Work instructions
Reproduce the data below in full and exclude every picture.

Stored rows
* start *

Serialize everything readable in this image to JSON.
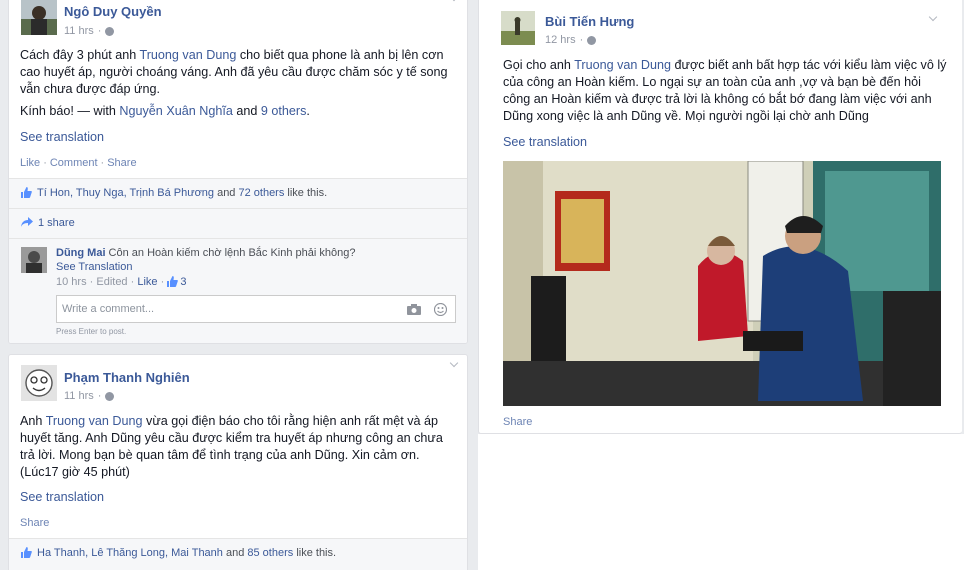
{
  "posts": [
    {
      "author": "Ngô Duy Quyền",
      "time": "11 hrs",
      "text_prefix": "Cách đây 3 phút anh ",
      "mention": "Truong van Dung",
      "text_suffix": " cho biết qua phone là anh bị lên cơn cao huyết áp, người choáng váng. Anh đã yêu cầu được chăm sóc y tế song vẫn chưa được đáp ứng.",
      "line2_prefix": "Kính báo! — with ",
      "with_name": "Nguyễn Xuân Nghĩa",
      "with_and": " and ",
      "with_others": "9 others",
      "with_end": ".",
      "see_translation": "See translation",
      "actions": [
        "Like",
        "Comment",
        "Share"
      ],
      "likes": {
        "names": "Tí Hon, Thuy Nga, Trịnh Bá Phương",
        "and": " and ",
        "others": "72 others",
        "suffix": " like this."
      },
      "shares": "1 share",
      "comment": {
        "author": "Dũng Mai",
        "text": " Côn an Hoàn kiếm chờ lệnh Bắc Kinh phải không?",
        "see_translation": "See Translation",
        "time": "10 hrs",
        "edited": "Edited",
        "like": "Like",
        "like_count": "3"
      },
      "comment_placeholder": "Write a comment...",
      "press_enter": "Press Enter to post."
    },
    {
      "author": "Phạm Thanh Nghiên",
      "time": "11 hrs",
      "text_prefix": "Anh ",
      "mention": "Truong van Dung",
      "text_suffix": " vừa gọi điện báo cho tôi rằng hiện anh rất mệt và áp huyết tăng. Anh Dũng yêu cầu được kiểm tra huyết áp nhưng công an chưa trả lời. Mong bạn bè quan tâm để tình trạng của anh Dũng. Xin cảm ơn. (Lúc17 giờ 45 phút)",
      "see_translation": "See translation",
      "actions": [
        "Share"
      ],
      "likes": {
        "names": "Ha Thanh, Lê Thăng Long, Mai Thanh",
        "and": " and ",
        "others": "85 others",
        "suffix": " like this."
      }
    },
    {
      "author": "Bùi Tiến Hưng",
      "time": "12 hrs",
      "text_prefix": "Gọi cho anh ",
      "mention": "Truong van Dung",
      "text_suffix": " được biết anh bất hợp tác với kiểu làm việc vô lý của công an Hoàn kiếm. Lo ngại sự an toàn của anh ,vợ và bạn bè đến hỏi công an Hoàn kiếm và được trả lời là không có bắt bớ đang làm việc với anh Dũng xong việc là anh Dũng về. Mọi người ngồi lại chờ anh Dũng",
      "see_translation": "See translation",
      "actions": [
        "Share"
      ]
    }
  ],
  "colors": {
    "link": "#3b5998",
    "background": "#e9ebee",
    "meta": "#9197a3"
  },
  "icons": [
    "globe-icon",
    "chevron-down-icon",
    "like-icon",
    "share-icon",
    "camera-icon",
    "emoji-icon"
  ]
}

* end *

Response below
Serialize everything readable in this image to JSON.
{
  "posts": [
    {
      "author": "Ngô Duy Quyền",
      "time": "11 hrs",
      "text_prefix": "Cách đây 3 phút anh ",
      "mention": "Truong van Dung",
      "text_suffix": " cho biết qua phone là anh bị lên cơn cao huyết áp, người choáng váng. Anh đã yêu cầu được chăm sóc y tế song vẫn chưa được đáp ứng.",
      "line2_prefix": "Kính báo! — with ",
      "with_name": "Nguyễn Xuân Nghĩa",
      "with_and": " and ",
      "with_others": "9 others",
      "with_end": ".",
      "see_translation": "See translation",
      "actions": [
        "Like",
        "Comment",
        "Share"
      ],
      "likes": {
        "names": "Tí Hon, Thuy Nga, Trịnh Bá Phương",
        "and": " and ",
        "others": "72 others",
        "suffix": " like this."
      },
      "shares": "1 share",
      "comment": {
        "author": "Dũng Mai",
        "text": " Côn an Hoàn kiếm chờ lệnh Bắc Kinh phải không?",
        "see_translation": "See Translation",
        "time": "10 hrs",
        "edited": "Edited",
        "like": "Like",
        "like_count": "3"
      },
      "comment_placeholder": "Write a comment...",
      "press_enter": "Press Enter to post."
    },
    {
      "author": "Phạm Thanh Nghiên",
      "time": "11 hrs",
      "text_prefix": "Anh ",
      "mention": "Truong van Dung",
      "text_suffix": " vừa gọi điện báo cho tôi rằng hiện anh rất mệt và áp huyết tăng. Anh Dũng yêu cầu được kiểm tra huyết áp nhưng công an chưa trả lời. Mong bạn bè quan tâm để tình trạng của anh Dũng. Xin cảm ơn. (Lúc17 giờ 45 phút)",
      "see_translation": "See translation",
      "actions": [
        "Share"
      ],
      "likes": {
        "names": "Ha Thanh, Lê Thăng Long, Mai Thanh",
        "and": " and ",
        "others": "85 others",
        "suffix": " like this."
      }
    },
    {
      "author": "Bùi Tiến Hưng",
      "time": "12 hrs",
      "text_prefix": "Gọi cho anh ",
      "mention": "Truong van Dung",
      "text_suffix": " được biết anh bất hợp tác với kiểu làm việc vô lý của công an Hoàn kiếm. Lo ngại sự an toàn của anh ,vợ và bạn bè đến hỏi công an Hoàn kiếm và được trả lời là không có bắt bớ đang làm việc với anh Dũng xong việc là anh Dũng về. Mọi người ngồi lại chờ anh Dũng",
      "see_translation": "See translation",
      "actions": [
        "Share"
      ]
    }
  ],
  "colors": {
    "link": "#3b5998",
    "background": "#e9ebee",
    "meta": "#9197a3"
  },
  "icons": [
    "globe-icon",
    "chevron-down-icon",
    "like-icon",
    "share-icon",
    "camera-icon",
    "emoji-icon"
  ]
}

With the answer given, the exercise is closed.